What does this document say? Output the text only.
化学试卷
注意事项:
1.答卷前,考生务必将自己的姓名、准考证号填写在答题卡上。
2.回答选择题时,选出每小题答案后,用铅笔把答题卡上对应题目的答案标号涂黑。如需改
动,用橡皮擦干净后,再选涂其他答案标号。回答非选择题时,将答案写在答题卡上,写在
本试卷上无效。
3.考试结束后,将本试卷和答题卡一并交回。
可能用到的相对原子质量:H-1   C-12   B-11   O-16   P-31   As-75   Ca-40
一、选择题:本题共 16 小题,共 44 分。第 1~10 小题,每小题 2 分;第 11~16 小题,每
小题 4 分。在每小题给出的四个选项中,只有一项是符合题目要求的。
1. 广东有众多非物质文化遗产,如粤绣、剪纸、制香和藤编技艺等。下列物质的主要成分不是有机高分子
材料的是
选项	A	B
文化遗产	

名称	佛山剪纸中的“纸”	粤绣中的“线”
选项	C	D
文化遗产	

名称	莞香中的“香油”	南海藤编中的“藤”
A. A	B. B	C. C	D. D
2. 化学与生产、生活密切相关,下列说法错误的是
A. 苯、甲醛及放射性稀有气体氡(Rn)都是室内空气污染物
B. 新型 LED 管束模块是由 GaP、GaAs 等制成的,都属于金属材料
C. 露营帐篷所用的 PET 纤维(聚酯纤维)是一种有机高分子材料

Task requirements: Copy the entries above exactly, leaving none out.

Exercise result:
What does this document say? Output the text only.
化学试卷
注意事项:
1.答卷前,考生务必将自己的姓名、准考证号填写在答题卡上。
2.回答选择题时,选出每小题答案后,用铅笔把答题卡上对应题目的答案标号涂黑。如需改
动,用橡皮擦干净后,再选涂其他答案标号。回答非选择题时,将答案写在答题卡上,写在
本试卷上无效。
3.考试结束后,将本试卷和答题卡一并交回。
可能用到的相对原子质量:H-1   C-12   B-11   O-16   P-31   As-75   Ca-40
一、选择题:本题共 16 小题,共 44 分。第 1~10 小题,每小题 2 分;第 11~16 小题,每
小题 4 分。在每小题给出的四个选项中,只有一项是符合题目要求的。
1. 广东有众多非物质文化遗产,如粤绣、剪纸、制香和藤编技艺等。下列物质的主要成分不是有机高分子
材料的是
选项	A	B
文化遗产	

名称	佛山剪纸中的“纸”	粤绣中的“线”
选项	C	D
文化遗产	

名称	莞香中的“香油”	南海藤编中的“藤”
A. A	B. B	C. C	D. D
2. 化学与生产、生活密切相关,下列说法错误的是
A. 苯、甲醛及放射性稀有气体氡(Rn)都是室内空气污染物
B. 新型 LED 管束模块是由 GaP、GaAs 等制成的,都属于金属材料
C. 露营帐篷所用的 PET 纤维(聚酯纤维)是一种有机高分子材料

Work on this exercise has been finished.